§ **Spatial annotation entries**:

* * * * *

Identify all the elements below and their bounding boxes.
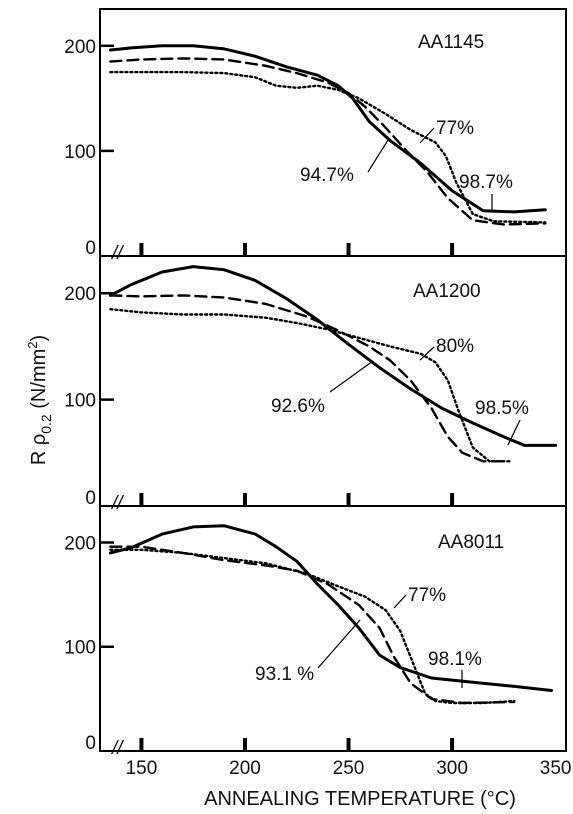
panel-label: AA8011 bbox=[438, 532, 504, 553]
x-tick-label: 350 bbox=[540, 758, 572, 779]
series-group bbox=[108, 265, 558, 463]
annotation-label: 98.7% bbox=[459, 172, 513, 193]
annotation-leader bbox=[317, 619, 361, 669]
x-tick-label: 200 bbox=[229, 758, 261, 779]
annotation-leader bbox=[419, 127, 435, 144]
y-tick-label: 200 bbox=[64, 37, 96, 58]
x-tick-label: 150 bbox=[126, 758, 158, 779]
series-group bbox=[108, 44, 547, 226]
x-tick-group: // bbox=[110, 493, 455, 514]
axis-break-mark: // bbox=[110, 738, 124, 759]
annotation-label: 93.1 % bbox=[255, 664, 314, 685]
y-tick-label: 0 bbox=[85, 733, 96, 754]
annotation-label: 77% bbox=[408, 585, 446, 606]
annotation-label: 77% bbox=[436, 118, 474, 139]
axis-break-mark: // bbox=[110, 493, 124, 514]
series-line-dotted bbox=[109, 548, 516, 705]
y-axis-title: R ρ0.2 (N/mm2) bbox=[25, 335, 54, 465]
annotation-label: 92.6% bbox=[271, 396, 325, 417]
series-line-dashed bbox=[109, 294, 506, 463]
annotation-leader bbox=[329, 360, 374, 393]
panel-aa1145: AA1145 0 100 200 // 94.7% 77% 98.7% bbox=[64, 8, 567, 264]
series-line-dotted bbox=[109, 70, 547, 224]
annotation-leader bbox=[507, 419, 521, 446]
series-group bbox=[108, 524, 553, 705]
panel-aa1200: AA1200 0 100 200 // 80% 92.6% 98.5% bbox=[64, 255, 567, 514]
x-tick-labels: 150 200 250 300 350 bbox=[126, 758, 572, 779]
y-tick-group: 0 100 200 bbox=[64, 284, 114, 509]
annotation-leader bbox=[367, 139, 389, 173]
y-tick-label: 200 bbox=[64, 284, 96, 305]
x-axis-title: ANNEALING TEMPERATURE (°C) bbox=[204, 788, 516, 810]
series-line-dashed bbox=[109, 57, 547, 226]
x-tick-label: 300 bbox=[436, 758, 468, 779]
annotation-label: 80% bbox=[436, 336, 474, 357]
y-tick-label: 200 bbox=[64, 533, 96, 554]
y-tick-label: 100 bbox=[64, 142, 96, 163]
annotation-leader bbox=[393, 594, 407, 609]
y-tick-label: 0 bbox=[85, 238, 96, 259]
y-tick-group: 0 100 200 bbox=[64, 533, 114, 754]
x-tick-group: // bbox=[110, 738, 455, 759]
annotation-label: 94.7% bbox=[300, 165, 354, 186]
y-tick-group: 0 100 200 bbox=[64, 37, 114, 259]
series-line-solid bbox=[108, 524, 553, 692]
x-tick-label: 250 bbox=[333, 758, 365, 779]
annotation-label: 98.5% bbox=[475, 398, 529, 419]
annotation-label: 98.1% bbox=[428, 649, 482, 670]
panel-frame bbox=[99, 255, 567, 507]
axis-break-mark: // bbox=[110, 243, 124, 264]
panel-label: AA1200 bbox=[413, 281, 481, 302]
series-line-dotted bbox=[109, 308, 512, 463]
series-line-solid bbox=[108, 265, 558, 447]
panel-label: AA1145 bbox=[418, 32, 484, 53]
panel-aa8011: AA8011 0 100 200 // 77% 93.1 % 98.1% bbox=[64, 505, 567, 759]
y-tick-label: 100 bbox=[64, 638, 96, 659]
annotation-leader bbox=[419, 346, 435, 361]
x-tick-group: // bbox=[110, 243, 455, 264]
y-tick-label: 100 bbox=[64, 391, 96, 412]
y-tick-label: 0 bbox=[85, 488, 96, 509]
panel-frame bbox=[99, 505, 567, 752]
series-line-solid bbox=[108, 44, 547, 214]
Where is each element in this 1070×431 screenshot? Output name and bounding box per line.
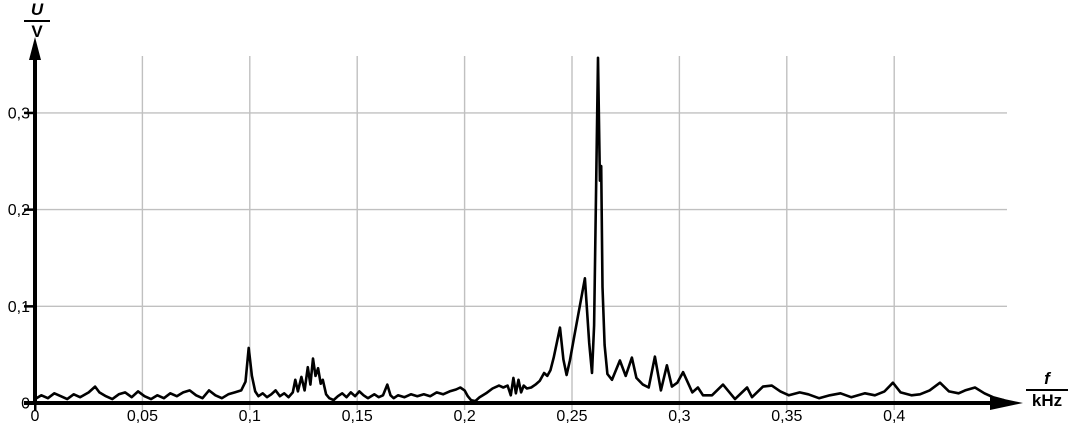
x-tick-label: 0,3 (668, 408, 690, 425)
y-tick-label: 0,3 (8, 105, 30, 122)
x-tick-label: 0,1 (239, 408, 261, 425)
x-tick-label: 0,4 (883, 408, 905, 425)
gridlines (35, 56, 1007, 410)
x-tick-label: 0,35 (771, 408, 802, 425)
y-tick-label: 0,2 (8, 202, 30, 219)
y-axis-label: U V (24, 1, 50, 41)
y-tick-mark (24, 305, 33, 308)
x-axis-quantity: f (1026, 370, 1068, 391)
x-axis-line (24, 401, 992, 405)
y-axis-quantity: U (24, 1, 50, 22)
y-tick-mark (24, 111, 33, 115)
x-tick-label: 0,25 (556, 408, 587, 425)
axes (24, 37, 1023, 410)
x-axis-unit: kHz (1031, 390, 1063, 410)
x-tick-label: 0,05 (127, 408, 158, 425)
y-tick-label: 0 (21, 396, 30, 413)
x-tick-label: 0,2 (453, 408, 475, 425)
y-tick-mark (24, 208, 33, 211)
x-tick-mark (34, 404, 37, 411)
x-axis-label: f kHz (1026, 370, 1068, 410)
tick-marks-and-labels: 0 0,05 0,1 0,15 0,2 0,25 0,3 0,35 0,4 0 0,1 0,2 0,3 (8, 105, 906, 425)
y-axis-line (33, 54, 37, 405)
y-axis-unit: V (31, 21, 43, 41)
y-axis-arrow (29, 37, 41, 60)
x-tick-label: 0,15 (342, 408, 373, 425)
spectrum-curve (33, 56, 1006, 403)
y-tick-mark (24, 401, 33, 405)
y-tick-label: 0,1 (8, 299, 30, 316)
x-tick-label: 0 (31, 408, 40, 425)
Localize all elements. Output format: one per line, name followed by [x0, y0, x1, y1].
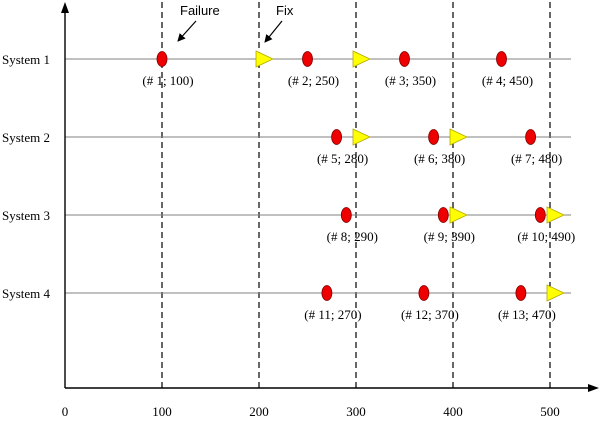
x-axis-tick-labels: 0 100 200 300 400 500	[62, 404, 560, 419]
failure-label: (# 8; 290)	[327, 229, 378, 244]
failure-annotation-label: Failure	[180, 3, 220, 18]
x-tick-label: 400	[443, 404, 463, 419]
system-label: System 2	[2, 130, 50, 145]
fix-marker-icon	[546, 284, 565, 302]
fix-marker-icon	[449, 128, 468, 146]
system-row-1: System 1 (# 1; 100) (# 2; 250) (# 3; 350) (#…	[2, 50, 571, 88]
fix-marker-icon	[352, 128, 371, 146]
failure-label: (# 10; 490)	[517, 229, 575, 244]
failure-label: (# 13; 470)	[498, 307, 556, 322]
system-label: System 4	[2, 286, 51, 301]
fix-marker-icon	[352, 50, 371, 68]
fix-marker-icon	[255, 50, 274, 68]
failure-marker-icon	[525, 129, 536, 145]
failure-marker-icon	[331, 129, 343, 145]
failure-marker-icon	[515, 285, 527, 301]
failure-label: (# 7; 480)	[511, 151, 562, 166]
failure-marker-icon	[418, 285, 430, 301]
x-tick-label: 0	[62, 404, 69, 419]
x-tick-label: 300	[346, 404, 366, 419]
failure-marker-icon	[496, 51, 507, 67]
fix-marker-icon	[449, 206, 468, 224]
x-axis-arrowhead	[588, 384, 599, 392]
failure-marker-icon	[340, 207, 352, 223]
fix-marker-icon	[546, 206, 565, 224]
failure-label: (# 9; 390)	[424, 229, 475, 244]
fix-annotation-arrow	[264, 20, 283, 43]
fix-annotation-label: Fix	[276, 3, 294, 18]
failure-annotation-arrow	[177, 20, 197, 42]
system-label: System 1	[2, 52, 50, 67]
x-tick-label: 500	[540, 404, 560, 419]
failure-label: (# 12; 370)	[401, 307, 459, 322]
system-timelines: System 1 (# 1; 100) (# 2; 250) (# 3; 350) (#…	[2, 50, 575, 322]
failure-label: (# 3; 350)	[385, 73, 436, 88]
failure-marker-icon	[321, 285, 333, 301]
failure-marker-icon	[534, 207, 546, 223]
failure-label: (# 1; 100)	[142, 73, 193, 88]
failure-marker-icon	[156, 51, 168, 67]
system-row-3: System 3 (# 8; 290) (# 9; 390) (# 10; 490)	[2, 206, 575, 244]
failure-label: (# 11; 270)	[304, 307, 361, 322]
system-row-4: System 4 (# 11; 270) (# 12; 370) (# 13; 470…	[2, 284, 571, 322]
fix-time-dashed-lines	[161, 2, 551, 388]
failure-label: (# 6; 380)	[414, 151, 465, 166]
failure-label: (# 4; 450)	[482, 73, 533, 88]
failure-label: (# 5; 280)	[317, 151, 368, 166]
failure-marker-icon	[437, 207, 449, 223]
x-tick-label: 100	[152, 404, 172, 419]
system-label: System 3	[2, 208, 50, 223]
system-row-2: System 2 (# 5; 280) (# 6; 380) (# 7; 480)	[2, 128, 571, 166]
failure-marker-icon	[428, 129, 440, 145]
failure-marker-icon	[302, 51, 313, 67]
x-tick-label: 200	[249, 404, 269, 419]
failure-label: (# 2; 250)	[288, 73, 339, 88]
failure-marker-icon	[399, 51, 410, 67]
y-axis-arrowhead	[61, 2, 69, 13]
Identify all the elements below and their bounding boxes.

* * * * *

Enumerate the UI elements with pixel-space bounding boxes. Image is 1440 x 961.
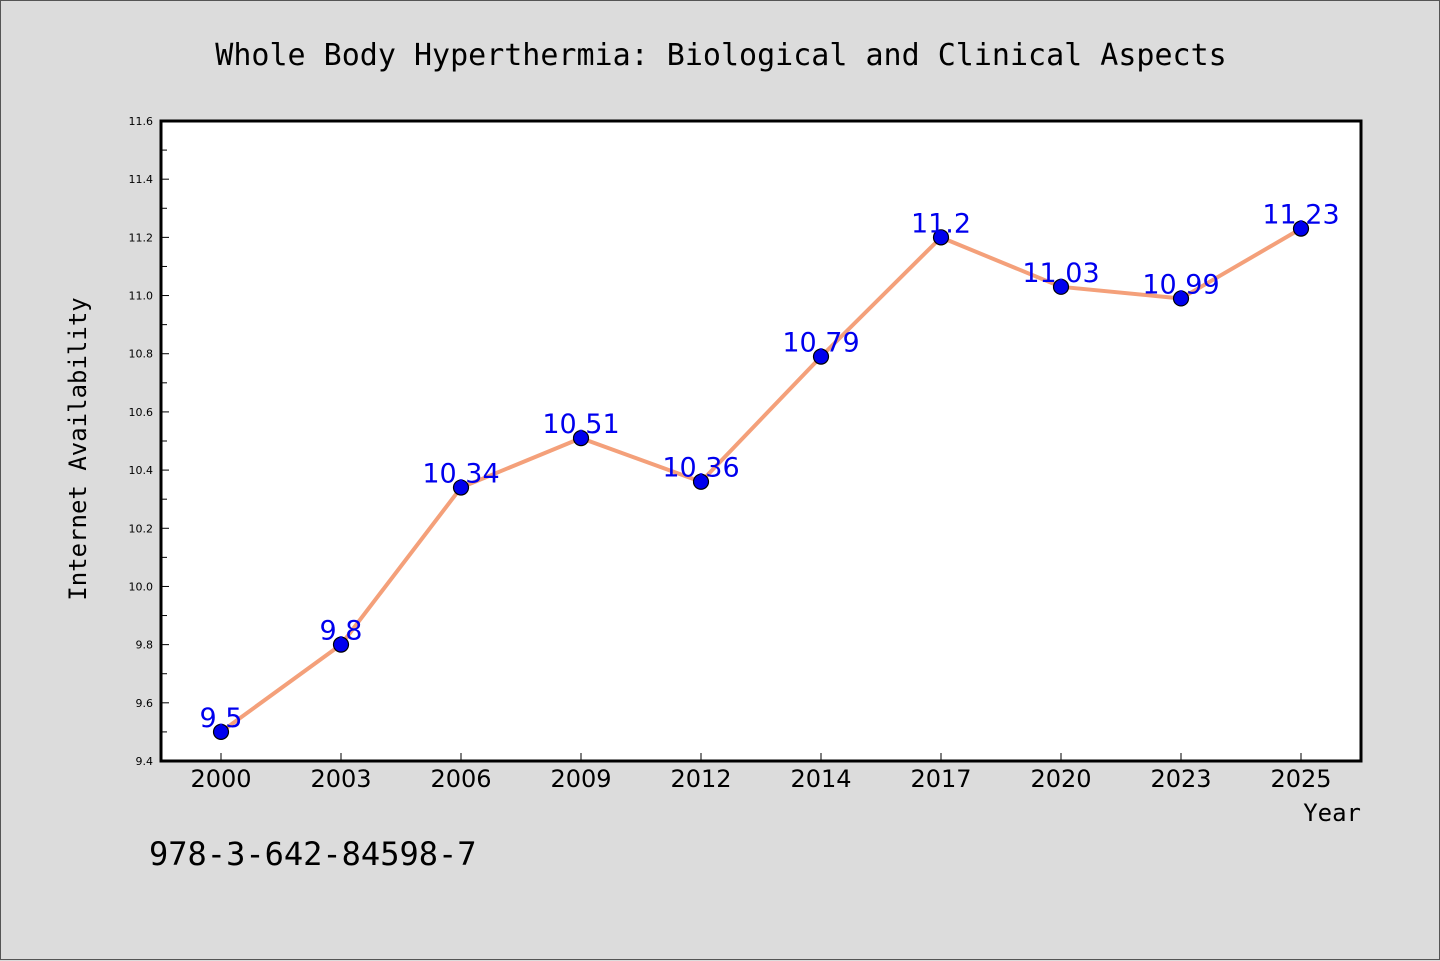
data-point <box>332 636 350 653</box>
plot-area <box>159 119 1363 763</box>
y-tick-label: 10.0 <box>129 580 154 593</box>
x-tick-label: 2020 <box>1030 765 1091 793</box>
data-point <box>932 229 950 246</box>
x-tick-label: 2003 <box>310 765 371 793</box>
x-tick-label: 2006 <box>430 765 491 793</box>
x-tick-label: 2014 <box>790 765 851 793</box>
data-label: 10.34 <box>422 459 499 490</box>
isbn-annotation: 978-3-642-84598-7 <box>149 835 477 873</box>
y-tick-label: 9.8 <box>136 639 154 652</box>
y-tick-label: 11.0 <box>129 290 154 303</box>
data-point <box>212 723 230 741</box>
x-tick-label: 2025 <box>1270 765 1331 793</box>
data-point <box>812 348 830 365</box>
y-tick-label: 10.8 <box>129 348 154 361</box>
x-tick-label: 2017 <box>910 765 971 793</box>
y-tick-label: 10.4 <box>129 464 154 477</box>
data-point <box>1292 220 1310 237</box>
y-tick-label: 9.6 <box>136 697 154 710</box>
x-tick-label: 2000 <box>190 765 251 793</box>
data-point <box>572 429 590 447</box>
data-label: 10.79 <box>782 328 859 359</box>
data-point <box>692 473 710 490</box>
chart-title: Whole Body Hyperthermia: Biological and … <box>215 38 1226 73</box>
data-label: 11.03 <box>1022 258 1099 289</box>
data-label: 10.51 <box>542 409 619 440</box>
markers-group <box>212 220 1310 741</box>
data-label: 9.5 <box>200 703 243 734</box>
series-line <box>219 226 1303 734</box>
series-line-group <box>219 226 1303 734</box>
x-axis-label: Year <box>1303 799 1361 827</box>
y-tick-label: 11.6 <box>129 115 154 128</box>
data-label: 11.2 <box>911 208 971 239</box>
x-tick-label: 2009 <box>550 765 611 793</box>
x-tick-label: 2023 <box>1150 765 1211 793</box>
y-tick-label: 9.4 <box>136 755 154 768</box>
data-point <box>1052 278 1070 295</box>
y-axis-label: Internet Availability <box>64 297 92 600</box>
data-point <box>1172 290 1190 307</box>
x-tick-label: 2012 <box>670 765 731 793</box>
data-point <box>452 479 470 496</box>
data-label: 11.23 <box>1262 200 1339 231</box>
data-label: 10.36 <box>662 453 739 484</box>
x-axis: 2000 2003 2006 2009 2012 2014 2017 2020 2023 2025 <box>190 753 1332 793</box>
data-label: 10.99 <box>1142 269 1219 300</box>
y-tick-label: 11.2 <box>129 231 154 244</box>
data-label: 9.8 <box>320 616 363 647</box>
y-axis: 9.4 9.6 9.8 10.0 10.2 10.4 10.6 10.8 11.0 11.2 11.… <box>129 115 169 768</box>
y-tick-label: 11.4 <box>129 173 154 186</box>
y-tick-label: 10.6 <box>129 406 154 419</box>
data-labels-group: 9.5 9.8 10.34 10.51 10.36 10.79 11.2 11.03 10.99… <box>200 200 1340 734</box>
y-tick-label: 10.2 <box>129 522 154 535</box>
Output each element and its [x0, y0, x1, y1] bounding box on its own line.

* * * * *

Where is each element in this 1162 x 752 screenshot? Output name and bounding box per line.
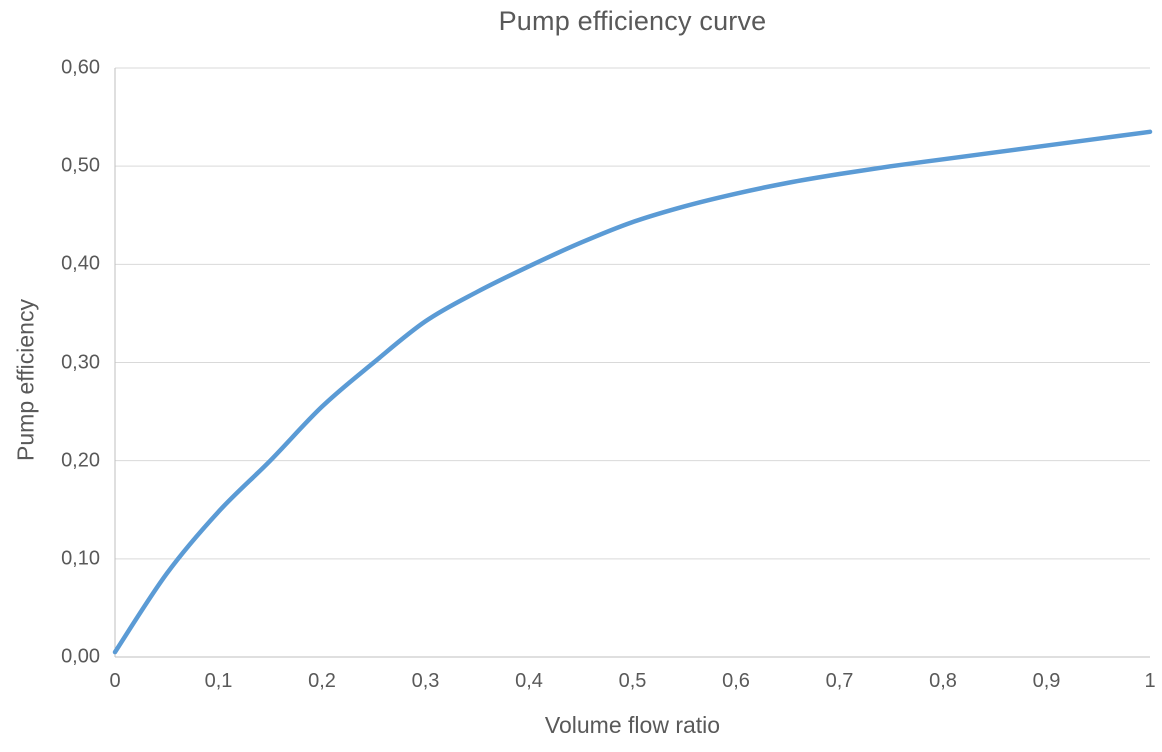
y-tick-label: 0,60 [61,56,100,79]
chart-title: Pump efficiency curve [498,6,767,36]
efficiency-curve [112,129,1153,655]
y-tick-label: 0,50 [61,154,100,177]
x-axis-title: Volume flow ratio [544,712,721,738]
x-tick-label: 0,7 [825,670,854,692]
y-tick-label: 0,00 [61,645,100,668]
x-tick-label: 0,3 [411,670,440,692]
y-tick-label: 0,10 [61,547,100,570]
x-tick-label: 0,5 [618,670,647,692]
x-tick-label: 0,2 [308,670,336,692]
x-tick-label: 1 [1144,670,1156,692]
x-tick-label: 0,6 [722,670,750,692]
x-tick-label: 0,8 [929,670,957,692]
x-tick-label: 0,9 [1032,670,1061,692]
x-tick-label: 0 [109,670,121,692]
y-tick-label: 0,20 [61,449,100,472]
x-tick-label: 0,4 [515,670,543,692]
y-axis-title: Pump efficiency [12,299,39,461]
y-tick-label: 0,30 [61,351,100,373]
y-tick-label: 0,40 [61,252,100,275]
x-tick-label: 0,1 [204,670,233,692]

* * * * *

§ **Given request**:
Copy the entries starting at the line containing "data-point <box>332 636 350 653</box>" and ending at the line containing "x-tick-label: 2006 <box>430 765 491 793</box>", swapping "data-point" for "data-marker" and keeping everything else the same.

§ **Result of this exercise**:
data-marker <box>332 636 350 653</box>
plot-area <box>159 119 1363 763</box>
y-tick-label: 10.0 <box>129 580 154 593</box>
x-tick-label: 2020 <box>1030 765 1091 793</box>
data-marker <box>932 229 950 246</box>
x-tick-label: 2003 <box>310 765 371 793</box>
x-tick-label: 2006 <box>430 765 491 793</box>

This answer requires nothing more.